WHAT YOU NEED TO DO: Out of the lines below, please list those that hold the string "order".

[Items from a data source]
* * * * * * *

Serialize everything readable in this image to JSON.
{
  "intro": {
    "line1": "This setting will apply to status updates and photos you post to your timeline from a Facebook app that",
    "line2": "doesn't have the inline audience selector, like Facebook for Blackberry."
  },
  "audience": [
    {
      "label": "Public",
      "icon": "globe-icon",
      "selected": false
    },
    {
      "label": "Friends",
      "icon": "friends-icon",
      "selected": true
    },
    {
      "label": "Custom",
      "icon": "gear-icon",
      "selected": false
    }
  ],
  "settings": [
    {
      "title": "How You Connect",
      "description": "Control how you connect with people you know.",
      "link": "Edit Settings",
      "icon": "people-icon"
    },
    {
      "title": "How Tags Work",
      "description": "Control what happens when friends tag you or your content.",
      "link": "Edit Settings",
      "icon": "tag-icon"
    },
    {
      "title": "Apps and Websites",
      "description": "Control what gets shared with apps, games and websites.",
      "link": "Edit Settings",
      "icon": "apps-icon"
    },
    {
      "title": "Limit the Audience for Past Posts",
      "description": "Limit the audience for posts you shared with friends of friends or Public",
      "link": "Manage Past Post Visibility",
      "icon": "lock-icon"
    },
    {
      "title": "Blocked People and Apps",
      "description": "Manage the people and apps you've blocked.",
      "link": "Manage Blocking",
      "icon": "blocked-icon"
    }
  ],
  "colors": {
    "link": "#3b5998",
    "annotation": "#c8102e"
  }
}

* * * * * * *

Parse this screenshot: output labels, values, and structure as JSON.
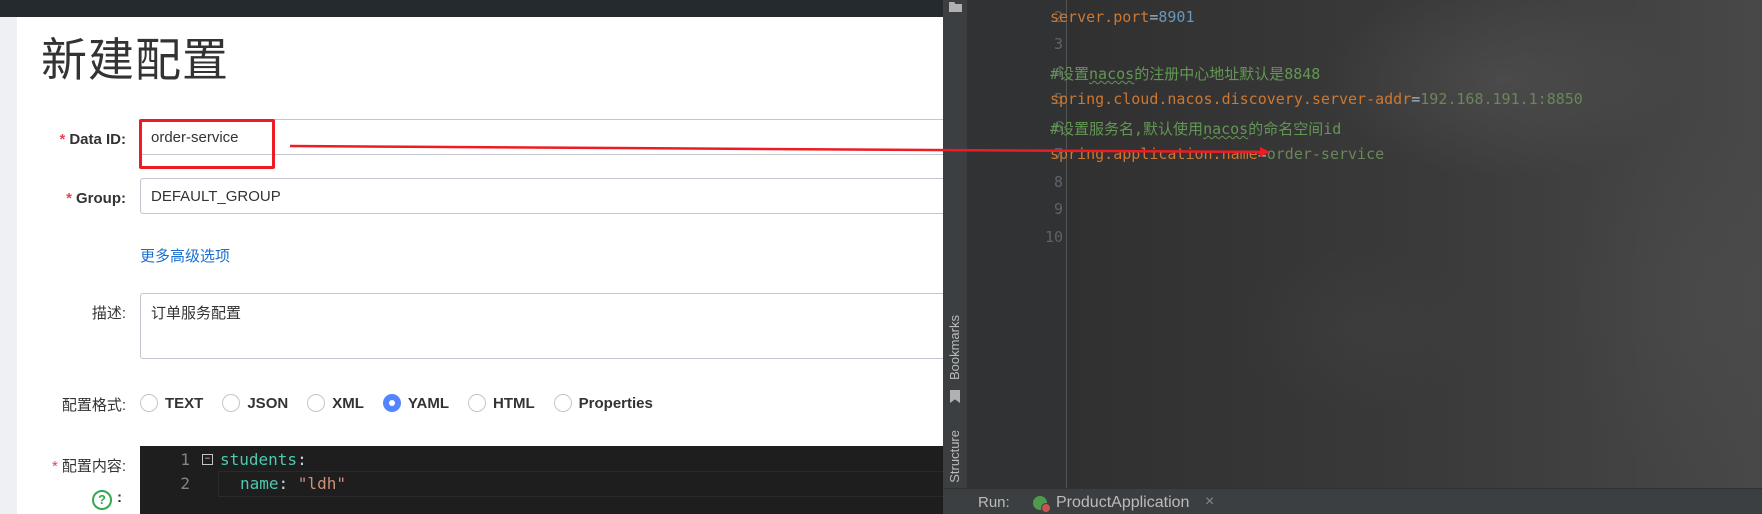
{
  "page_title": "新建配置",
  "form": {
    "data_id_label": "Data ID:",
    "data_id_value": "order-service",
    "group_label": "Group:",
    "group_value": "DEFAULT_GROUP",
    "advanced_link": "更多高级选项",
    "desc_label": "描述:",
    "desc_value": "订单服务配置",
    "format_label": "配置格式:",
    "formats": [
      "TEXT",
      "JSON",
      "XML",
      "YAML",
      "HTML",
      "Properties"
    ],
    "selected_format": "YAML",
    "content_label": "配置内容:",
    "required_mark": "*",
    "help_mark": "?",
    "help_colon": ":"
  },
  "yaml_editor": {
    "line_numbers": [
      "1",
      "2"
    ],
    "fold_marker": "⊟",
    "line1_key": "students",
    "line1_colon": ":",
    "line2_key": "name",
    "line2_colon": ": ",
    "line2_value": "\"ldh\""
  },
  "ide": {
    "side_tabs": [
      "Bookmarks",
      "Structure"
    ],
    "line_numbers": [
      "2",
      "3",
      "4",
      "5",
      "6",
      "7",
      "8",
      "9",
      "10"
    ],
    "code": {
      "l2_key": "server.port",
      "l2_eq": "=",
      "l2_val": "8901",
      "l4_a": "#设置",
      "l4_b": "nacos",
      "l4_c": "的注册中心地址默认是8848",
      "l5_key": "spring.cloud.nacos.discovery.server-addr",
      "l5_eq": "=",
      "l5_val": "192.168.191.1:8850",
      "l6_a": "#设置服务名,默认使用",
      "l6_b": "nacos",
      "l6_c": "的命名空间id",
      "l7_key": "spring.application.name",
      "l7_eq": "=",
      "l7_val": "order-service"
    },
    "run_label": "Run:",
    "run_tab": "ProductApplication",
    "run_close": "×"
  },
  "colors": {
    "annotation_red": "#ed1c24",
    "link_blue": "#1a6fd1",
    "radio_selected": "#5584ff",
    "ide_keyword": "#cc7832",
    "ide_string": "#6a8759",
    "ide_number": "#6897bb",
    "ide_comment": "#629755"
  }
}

* * * * * * *

TASK ANSWER:
    "data_id_value": "order-service",
      "l7_val": "order-service"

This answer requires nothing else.